| STATED PROBLEM |
Give only the number of lines where "ylabel" occurs.

| INPUT MATERIAL |
━━━

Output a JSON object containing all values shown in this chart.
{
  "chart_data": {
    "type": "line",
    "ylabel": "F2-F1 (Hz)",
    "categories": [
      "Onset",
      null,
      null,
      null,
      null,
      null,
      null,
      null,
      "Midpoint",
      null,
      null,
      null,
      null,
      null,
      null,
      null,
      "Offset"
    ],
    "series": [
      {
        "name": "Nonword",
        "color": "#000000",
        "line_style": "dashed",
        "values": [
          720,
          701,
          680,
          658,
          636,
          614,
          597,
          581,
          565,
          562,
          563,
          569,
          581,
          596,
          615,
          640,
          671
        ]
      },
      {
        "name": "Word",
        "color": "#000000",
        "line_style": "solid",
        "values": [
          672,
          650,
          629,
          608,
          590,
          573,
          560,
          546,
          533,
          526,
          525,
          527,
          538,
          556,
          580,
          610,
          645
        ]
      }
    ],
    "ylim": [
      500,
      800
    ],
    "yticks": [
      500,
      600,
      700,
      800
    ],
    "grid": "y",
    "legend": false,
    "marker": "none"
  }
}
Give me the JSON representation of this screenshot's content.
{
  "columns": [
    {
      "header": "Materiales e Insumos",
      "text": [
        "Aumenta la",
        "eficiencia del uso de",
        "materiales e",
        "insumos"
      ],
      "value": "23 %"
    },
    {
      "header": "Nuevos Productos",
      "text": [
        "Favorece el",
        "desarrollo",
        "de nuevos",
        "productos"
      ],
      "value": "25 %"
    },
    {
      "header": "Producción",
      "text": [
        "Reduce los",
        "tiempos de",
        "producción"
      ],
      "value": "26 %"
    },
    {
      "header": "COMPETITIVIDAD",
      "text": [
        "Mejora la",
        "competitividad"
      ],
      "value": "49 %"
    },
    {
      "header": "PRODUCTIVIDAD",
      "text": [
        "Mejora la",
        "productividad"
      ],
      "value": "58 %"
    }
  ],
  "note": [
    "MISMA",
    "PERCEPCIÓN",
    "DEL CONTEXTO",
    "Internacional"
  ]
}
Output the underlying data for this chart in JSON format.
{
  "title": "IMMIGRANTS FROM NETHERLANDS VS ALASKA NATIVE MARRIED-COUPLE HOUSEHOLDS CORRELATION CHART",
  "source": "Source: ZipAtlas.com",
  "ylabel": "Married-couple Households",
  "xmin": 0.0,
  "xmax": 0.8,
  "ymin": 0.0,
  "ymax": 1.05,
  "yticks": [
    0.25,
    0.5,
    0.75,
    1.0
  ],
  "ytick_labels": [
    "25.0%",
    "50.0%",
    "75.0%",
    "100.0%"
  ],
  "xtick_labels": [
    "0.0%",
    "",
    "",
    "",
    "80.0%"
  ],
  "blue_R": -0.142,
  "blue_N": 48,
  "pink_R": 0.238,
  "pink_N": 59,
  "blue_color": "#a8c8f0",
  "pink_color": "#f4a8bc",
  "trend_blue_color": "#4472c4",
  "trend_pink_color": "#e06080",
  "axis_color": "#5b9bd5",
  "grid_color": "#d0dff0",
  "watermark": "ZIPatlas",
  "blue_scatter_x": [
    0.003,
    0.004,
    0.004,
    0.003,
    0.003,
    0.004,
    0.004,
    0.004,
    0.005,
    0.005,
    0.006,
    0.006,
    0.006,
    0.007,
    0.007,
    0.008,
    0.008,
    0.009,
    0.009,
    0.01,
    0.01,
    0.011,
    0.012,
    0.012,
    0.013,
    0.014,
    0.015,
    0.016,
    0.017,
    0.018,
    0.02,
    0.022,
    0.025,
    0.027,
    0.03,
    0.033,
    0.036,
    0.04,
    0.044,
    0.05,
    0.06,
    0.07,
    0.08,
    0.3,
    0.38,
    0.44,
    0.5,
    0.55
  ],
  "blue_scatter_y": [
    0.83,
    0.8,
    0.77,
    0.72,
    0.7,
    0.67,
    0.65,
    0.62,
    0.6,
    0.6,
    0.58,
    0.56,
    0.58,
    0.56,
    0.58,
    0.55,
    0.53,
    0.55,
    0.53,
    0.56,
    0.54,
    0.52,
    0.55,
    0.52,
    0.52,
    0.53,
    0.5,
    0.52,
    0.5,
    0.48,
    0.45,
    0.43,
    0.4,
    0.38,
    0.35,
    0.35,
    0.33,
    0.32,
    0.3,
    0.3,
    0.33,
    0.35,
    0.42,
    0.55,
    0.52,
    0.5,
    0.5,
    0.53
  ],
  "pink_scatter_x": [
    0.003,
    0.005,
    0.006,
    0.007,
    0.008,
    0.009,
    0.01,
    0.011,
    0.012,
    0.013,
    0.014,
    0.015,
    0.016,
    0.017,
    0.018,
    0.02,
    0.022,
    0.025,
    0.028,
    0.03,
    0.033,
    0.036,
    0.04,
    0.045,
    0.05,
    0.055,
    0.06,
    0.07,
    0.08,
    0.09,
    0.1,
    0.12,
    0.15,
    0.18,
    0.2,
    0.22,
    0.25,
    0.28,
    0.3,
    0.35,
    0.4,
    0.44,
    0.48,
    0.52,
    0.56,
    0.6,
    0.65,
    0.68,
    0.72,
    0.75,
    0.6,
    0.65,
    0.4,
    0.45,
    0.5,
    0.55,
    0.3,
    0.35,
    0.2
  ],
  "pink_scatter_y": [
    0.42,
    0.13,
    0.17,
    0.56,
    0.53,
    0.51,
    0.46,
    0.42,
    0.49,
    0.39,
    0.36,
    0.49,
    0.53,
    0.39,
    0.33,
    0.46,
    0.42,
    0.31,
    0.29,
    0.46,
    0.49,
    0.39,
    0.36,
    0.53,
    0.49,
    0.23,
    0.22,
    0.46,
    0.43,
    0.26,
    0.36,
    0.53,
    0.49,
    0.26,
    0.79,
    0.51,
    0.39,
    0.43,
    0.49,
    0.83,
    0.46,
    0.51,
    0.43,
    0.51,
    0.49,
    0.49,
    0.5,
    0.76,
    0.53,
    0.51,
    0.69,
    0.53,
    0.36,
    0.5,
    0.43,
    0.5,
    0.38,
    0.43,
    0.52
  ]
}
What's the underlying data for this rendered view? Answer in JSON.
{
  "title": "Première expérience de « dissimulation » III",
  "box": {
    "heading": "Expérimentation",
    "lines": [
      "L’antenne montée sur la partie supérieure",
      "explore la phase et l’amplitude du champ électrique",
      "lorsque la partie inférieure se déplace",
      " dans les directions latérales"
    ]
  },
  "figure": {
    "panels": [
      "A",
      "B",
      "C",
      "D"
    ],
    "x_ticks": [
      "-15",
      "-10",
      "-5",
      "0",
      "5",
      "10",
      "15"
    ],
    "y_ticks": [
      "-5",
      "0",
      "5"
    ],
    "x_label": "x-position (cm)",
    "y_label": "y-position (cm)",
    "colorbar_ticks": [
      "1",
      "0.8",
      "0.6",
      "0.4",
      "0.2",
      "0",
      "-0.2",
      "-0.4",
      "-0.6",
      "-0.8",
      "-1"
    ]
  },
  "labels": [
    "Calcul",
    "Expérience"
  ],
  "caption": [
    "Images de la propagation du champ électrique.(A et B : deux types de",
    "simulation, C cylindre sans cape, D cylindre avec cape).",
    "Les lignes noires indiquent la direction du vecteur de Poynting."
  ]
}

━━━

| RESPONSE FOR THIS EXERCISE |
2